** begin Dataset extract **
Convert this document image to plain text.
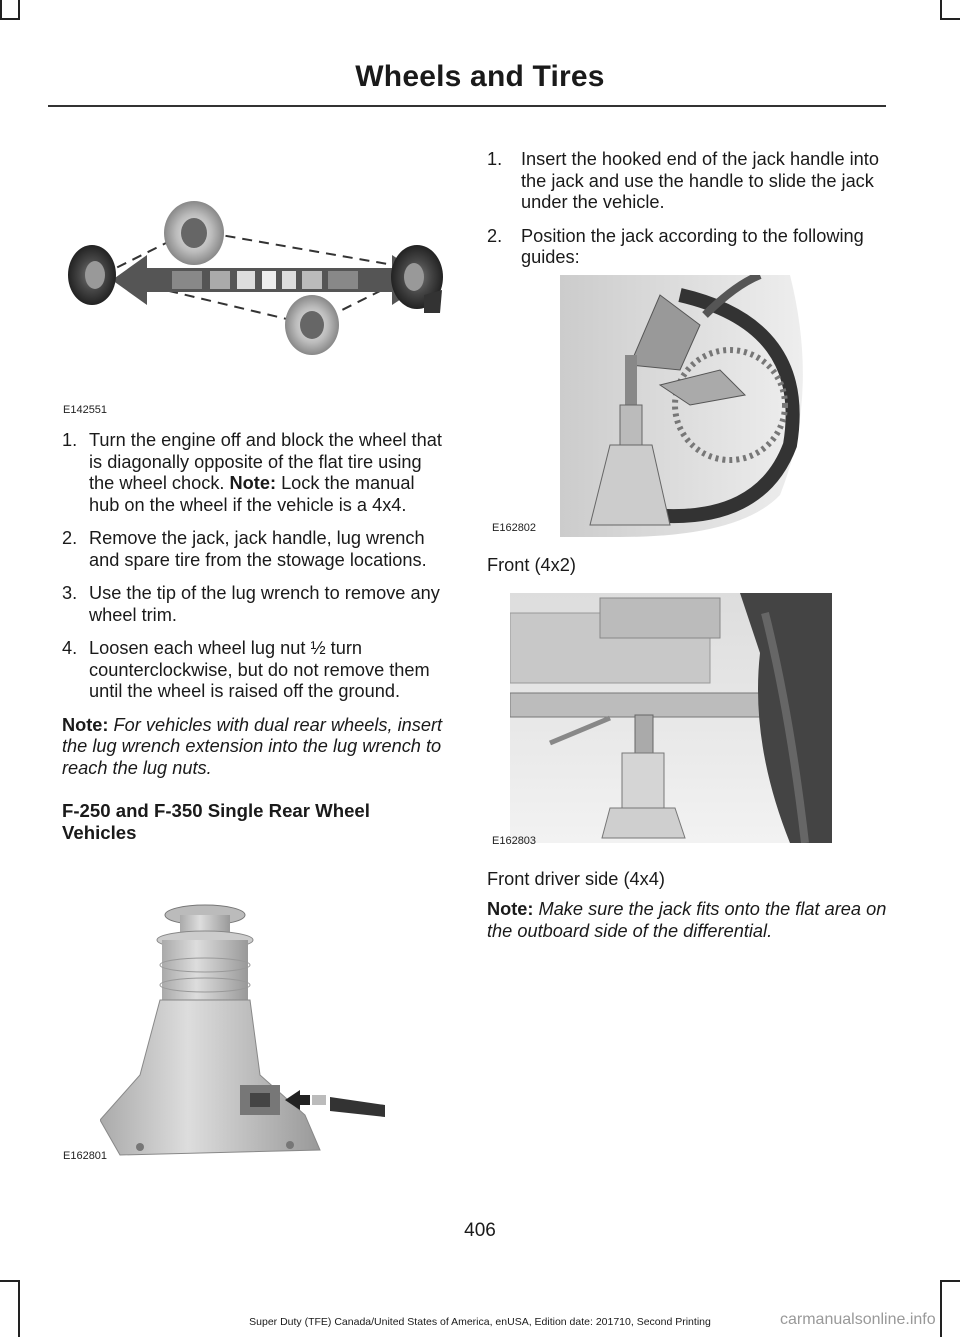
Wheels and Tires
E142551
1. Turn the engine off and block the wheel that is diagonally opposite of the flat tire using the wheel chock. Note: Lock the manual hub on the wheel if the vehicle is a 4x4.
2. Remove the jack, jack handle, lug wrench and spare tire from the stowage locations.
3. Use the tip of the lug wrench to remove any wheel trim.
4. Loosen each wheel lug nut ½ turn counterclockwise, but do not remove them until the wheel is raised off the ground.

Note: For vehicles with dual rear wheels, insert the lug wrench extension into the lug wrench to reach the lug nuts.

F-250 and F-350 Single Rear Wheel Vehicles

E162801
1. Insert the hooked end of the jack handle into the jack and use the handle to slide the jack under the vehicle.
2. Position the jack according to the following guides:
E162802
Front (4x2)
E162803
Front driver side (4x4)

Note: Make sure the jack fits onto the flat area on the outboard side of the differential.

406
Super Duty (TFE) Canada/United States of America, enUSA, Edition date: 201710, Second Printing	carmanualsonline.info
** end Dataset extract **
### Exercise
Looking at the listing above, how many of its lines contain the string "Note"? Give the number alone.

### The answer
3